Copy word for word the lines between the one holding "omega-cell-12 xyxy=(302,370,319,540)" and the one holding "omega-cell-8 xyxy=(231,214,248,425)", including both.
# start of Records for this task
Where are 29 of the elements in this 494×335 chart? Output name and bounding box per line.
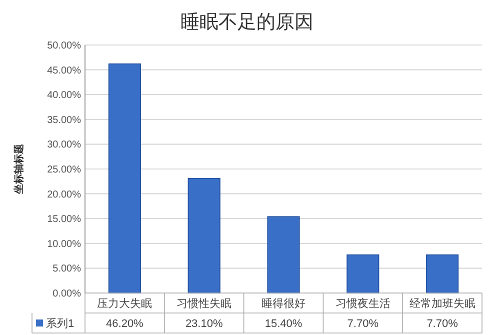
x-tick-label: 习惯性失眠 [176, 296, 232, 310]
x-tick-label: 睡得很好 [262, 296, 306, 310]
y-tick-label: 30.00% [47, 140, 82, 151]
bar [346, 254, 380, 294]
y-tick-label: 20.00% [47, 189, 82, 200]
bar [426, 254, 459, 294]
y-tick-label: 50.00% [47, 40, 82, 52]
y-tick-label: 35.00% [47, 114, 82, 126]
data-label: 46.20% [106, 318, 144, 330]
y-tick-label: 0.00% [52, 288, 82, 300]
bar [267, 216, 300, 294]
y-tick-label: 40.00% [47, 90, 82, 102]
y-tick-label: 15.00% [47, 214, 82, 226]
y-tick-label: 45.00% [47, 65, 82, 76]
y-axis-title: 坐标轴标题 [13, 144, 25, 195]
x-tick-label: 经常加班失眠 [409, 296, 476, 310]
data-label: 15.40% [264, 318, 302, 330]
data-label: 7.70% [426, 318, 458, 330]
data-label: 7.70% [347, 318, 379, 330]
y-tick-label: 25.00% [47, 164, 82, 176]
y-tick-label: 10.00% [47, 238, 82, 250]
x-tick-label: 习惯夜生活 [335, 296, 390, 310]
bar [108, 63, 141, 294]
x-tick-label: 压力大失眠 [97, 296, 152, 310]
data-label: 23.10% [185, 318, 223, 330]
y-tick-label: 5.00% [52, 264, 82, 275]
legend-label: 系列1 [46, 316, 74, 330]
bar [188, 178, 220, 294]
chart-title: 睡眠不足的原因 [180, 11, 314, 33]
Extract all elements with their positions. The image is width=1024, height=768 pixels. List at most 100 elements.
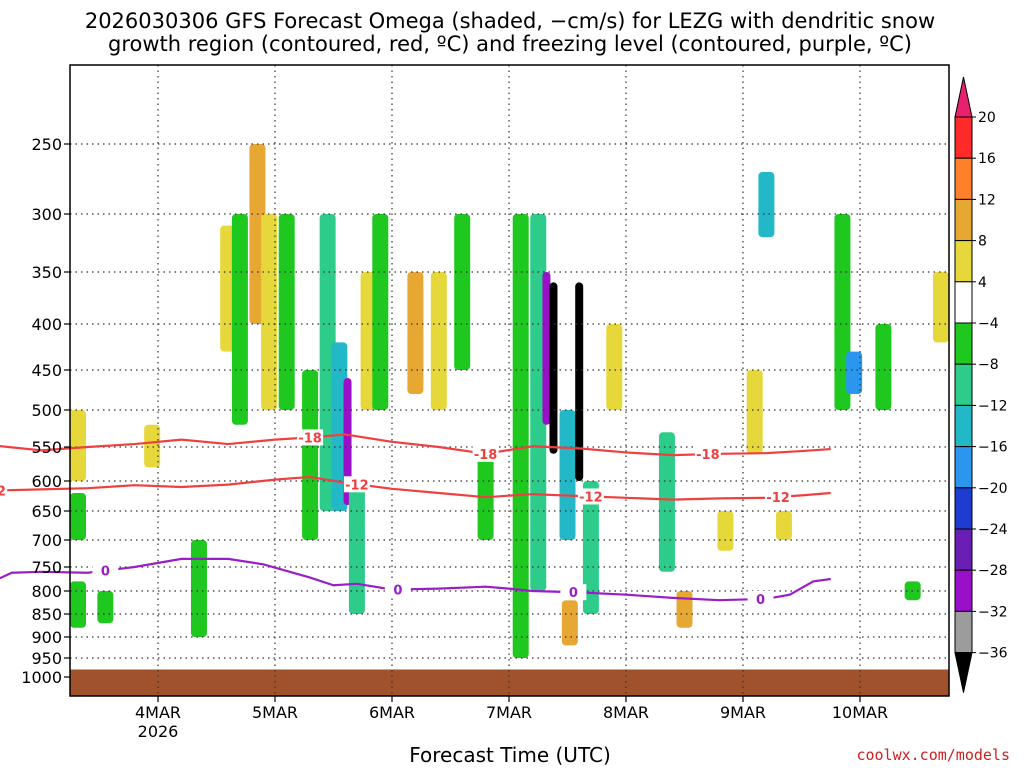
omega-cell-12 xyxy=(302,370,319,540)
omega-cell-35 xyxy=(746,370,763,454)
omega-cell-30 xyxy=(582,481,599,614)
x-axis-label: Forecast Time (UTC) xyxy=(409,743,611,767)
ytick-label-800: 800 xyxy=(31,582,62,601)
colorbar-swatch-3 xyxy=(954,240,973,283)
colorbar-label-9: −20 xyxy=(978,481,1008,497)
ytick-label-950: 950 xyxy=(31,649,62,668)
contour-label-dgz-lower: -12 xyxy=(345,478,369,493)
omega-cell-40 xyxy=(875,324,892,410)
credit-text: coolwx.com/models xyxy=(856,746,1010,764)
colorbar-label-11: −28 xyxy=(978,563,1008,579)
colorbar-label-13: −36 xyxy=(978,646,1008,662)
contour-label-dgz-upper: -18 xyxy=(474,448,498,463)
contour-label-freezing-level: 0 xyxy=(393,583,402,598)
colorbar-bottom-arrow xyxy=(954,652,973,693)
omega-cell-8 xyxy=(231,214,248,425)
colorbar-label-0: 20 xyxy=(978,110,996,126)
omega-cell-24 xyxy=(530,214,547,591)
colorbar-label-8: −16 xyxy=(978,440,1008,456)
contour-label-bg xyxy=(0,482,8,499)
ytick-label-900: 900 xyxy=(31,628,62,647)
colorbar-swatch-1 xyxy=(954,157,973,200)
xtick-label-9MAR: 9MAR xyxy=(720,703,766,722)
chart-title-line1: 2026030306 GFS Forecast Omega (shaded, −… xyxy=(85,9,935,33)
colorbar-label-5: −4 xyxy=(978,316,999,332)
xtick-sublabel-year: 2026 xyxy=(138,722,179,741)
ytick-label-750: 750 xyxy=(31,558,62,577)
contour-label-dgz-upper: -18 xyxy=(298,431,322,446)
chart-title-line2: growth region (contoured, red, ºC) and f… xyxy=(108,32,912,56)
colorbar-swatch-9 xyxy=(954,487,973,530)
contour-label-bg xyxy=(694,446,721,463)
xtick-label-10MAR: 10MAR xyxy=(832,703,888,722)
colorbar-label-3: 8 xyxy=(978,234,987,250)
omega-cell-4 xyxy=(97,591,114,624)
omega-cell-32 xyxy=(658,432,675,572)
terrain-fill xyxy=(70,669,949,696)
xtick-label-7MAR: 7MAR xyxy=(486,703,532,722)
colorbar-label-4: 4 xyxy=(978,275,987,291)
contour-label-bg xyxy=(472,445,499,462)
contour-label-dgz-upper: -18 xyxy=(696,448,720,463)
ytick-label-500: 500 xyxy=(31,401,62,420)
colorbar-swatch-4 xyxy=(954,281,973,324)
omega-cell-39 xyxy=(846,351,863,394)
ytick-label-350: 350 xyxy=(31,263,62,282)
omega-cell-27 xyxy=(559,410,576,540)
ytick-label-850: 850 xyxy=(31,605,62,624)
colorbar-label-10: −24 xyxy=(978,522,1008,538)
xtick-label-4MAR: 4MAR xyxy=(135,703,181,722)
colorbar-swatch-6 xyxy=(954,363,973,406)
contour-label-bg xyxy=(343,476,370,493)
contour-label-freezing-level: 0 xyxy=(756,593,765,608)
contour-label-freezing-level: 0 xyxy=(101,565,110,580)
omega-cell-25 xyxy=(542,272,551,425)
colorbar-top-arrow xyxy=(954,76,973,118)
contour-freezing-level xyxy=(0,557,831,602)
contour-label-bg xyxy=(577,488,604,505)
colorbar-swatch-2 xyxy=(954,198,973,242)
ytick-label-1000: 1000 xyxy=(21,668,62,687)
omega-cell-22 xyxy=(477,447,494,540)
ytick-label-650: 650 xyxy=(31,502,62,521)
ytick-label-700: 700 xyxy=(31,531,62,550)
contour-label-dgz-lower: -12 xyxy=(766,491,790,506)
omega-cell-11 xyxy=(278,214,295,410)
colorbar-label-2: 12 xyxy=(978,192,996,208)
contour-label-freezing-level: 0 xyxy=(569,586,578,601)
contour-lines: -18 -18 -18 -12 -12 -12 -12 0 0 0 0 xyxy=(0,429,831,608)
xtick-label-8MAR: 8MAR xyxy=(603,703,649,722)
contour-label-dgz-lower: -12 xyxy=(579,490,603,505)
omega-cell-0 xyxy=(70,410,86,481)
contour-dgz-lower xyxy=(0,475,831,501)
colorbar-label-12: −32 xyxy=(978,604,1008,620)
ytick-label-300: 300 xyxy=(31,205,62,224)
colorbar-swatch-11 xyxy=(954,569,973,612)
ytick-label-400: 400 xyxy=(31,315,62,334)
colorbar-swatch-5 xyxy=(954,322,973,365)
omega-cell-1 xyxy=(70,493,86,540)
omega-cell-14 xyxy=(331,342,348,511)
omega-cell-19 xyxy=(407,272,424,394)
omega-cell-16 xyxy=(348,481,365,614)
colorbar-swatch-10 xyxy=(954,528,973,571)
contour-label-dgz-lower: -12 xyxy=(0,485,6,500)
ytick-label-600: 600 xyxy=(31,472,62,491)
contour-label-bg xyxy=(765,489,792,505)
colorbar-swatch-7 xyxy=(954,404,973,448)
colorbar-label-6: −8 xyxy=(978,357,999,373)
xtick-label-5MAR: 5MAR xyxy=(252,703,298,722)
omega-cell-6 xyxy=(190,540,207,637)
contour-label-bg xyxy=(747,590,774,607)
omega-cell-34 xyxy=(717,511,734,551)
omega-cell-36 xyxy=(758,172,775,238)
omega-cell-28 xyxy=(561,600,578,646)
omega-cell-21 xyxy=(454,214,471,370)
colorbar-swatch-12 xyxy=(954,610,973,654)
omega-cell-3 xyxy=(70,581,86,619)
colorbar-swatch-0 xyxy=(954,116,973,159)
ytick-label-450: 450 xyxy=(31,361,62,380)
contour-label-bg xyxy=(560,584,587,601)
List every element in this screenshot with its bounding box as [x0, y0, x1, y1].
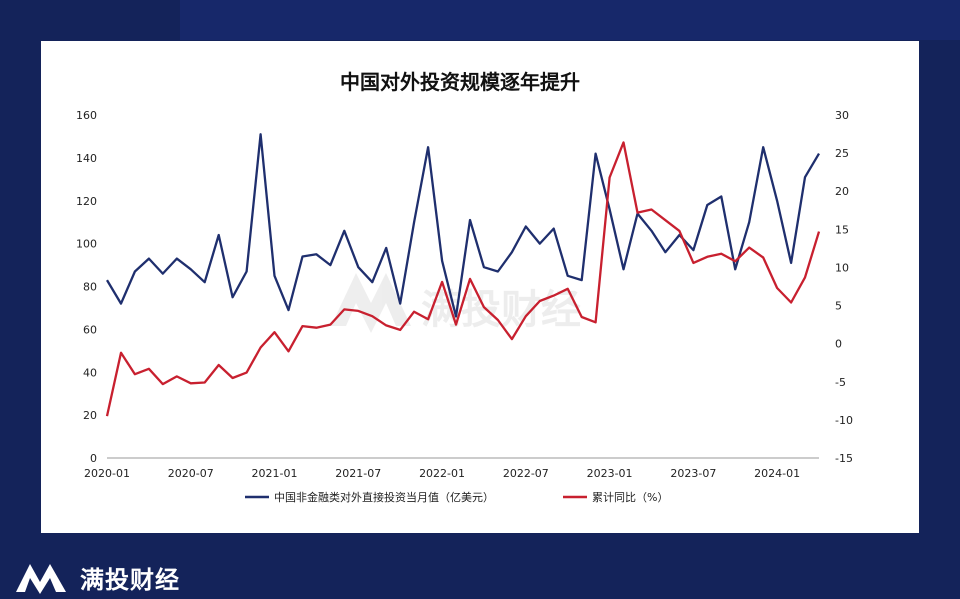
x-tick-label: 2023-01	[587, 467, 633, 480]
x-tick-label: 2021-01	[252, 467, 298, 480]
right-tick-label: 5	[835, 300, 842, 313]
line-chart: 满投财经 中国对外投资规模逐年提升 020406080100120140160 …	[76, 70, 853, 504]
chart-panel: 满投财经 中国对外投资规模逐年提升 0 20 40 60 80 100 120 140 160 …	[41, 41, 919, 533]
right-tick-label: 30	[835, 109, 849, 122]
x-tick-label: 2023-07	[670, 467, 716, 480]
series-line-1	[106, 133, 820, 318]
right-tick-label: 10	[835, 261, 849, 274]
x-tick-label: 2022-01	[419, 467, 465, 480]
chart-title: 中国对外投资规模逐年提升	[340, 70, 580, 94]
x-axis: 2020-01 2020-07 2021-01 2021-07 2022-01 2022-…	[84, 457, 819, 480]
x-tick-label: 2021-07	[335, 467, 381, 480]
x-tick-label: 2024-01	[754, 467, 800, 480]
left-tick-label: 120	[76, 195, 97, 208]
left-tick-label: 60	[83, 323, 97, 336]
right-tick-label: 15	[835, 223, 849, 236]
brand-logo: 满投财经	[14, 560, 180, 594]
x-tick-label: 2022-07	[503, 467, 549, 480]
series-line-2	[105, 141, 821, 417]
background-decoration	[180, 0, 960, 40]
left-tick-label: 160	[76, 109, 97, 122]
left-tick-label: 140	[76, 152, 97, 165]
legend-label-series-1: 中国非金融类对外直接投资当月值（亿美元）	[274, 490, 494, 504]
left-tick-label: 0	[90, 452, 97, 465]
right-tick-label: 25	[835, 147, 849, 160]
left-tick-label: 20	[83, 409, 97, 422]
right-tick-label: -15	[835, 452, 853, 465]
right-tick-label: 0	[835, 338, 842, 351]
right-axis: -15 -10 -5 0 5 10 15 20 25 30	[835, 109, 853, 465]
left-axis: 0 20 40 60 80 100 120 140 160	[76, 109, 97, 465]
right-tick-label: 20	[835, 185, 849, 198]
legend: 中国非金融类对外直接投资当月值（亿美元） 累计同比（%）	[245, 490, 668, 504]
brand-m-icon	[16, 564, 66, 594]
left-tick-label: 80	[83, 281, 97, 294]
series-layer	[105, 133, 821, 417]
left-tick-label: 40	[83, 366, 97, 379]
right-tick-label: -5	[835, 376, 846, 389]
x-tick-label: 2020-01	[84, 467, 130, 480]
left-tick-label: 100	[76, 238, 97, 251]
x-tick-label: 2020-07	[168, 467, 214, 480]
right-tick-label: -10	[835, 414, 853, 427]
legend-label-series-2: 累计同比（%）	[592, 491, 668, 504]
brand-name: 满投财经	[80, 565, 180, 594]
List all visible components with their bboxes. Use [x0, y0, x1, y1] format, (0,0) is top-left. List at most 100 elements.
# end of Records for this task
The answer:
omega-cell-12 xyxy=(302,370,319,540)
omega-cell-35 xyxy=(746,370,763,454)
omega-cell-30 xyxy=(582,481,599,614)
x-axis-label: Forecast Time (UTC) xyxy=(409,743,611,767)
ytick-label-800: 800 xyxy=(31,582,62,601)
colorbar-swatch-3 xyxy=(954,240,973,283)
colorbar-label-9: −20 xyxy=(978,481,1008,497)
ytick-label-950: 950 xyxy=(31,649,62,668)
contour-label-dgz-lower: -12 xyxy=(345,478,369,493)
omega-cell-40 xyxy=(875,324,892,410)
credit-text: coolwx.com/models xyxy=(856,746,1010,764)
colorbar-label-11: −28 xyxy=(978,563,1008,579)
colorbar-label-13: −36 xyxy=(978,646,1008,662)
contour-label-dgz-upper: -18 xyxy=(474,448,498,463)
contour-label-freezing-level: 0 xyxy=(393,583,402,598)
colorbar-bottom-arrow xyxy=(954,652,973,693)
omega-cell-8 xyxy=(231,214,248,425)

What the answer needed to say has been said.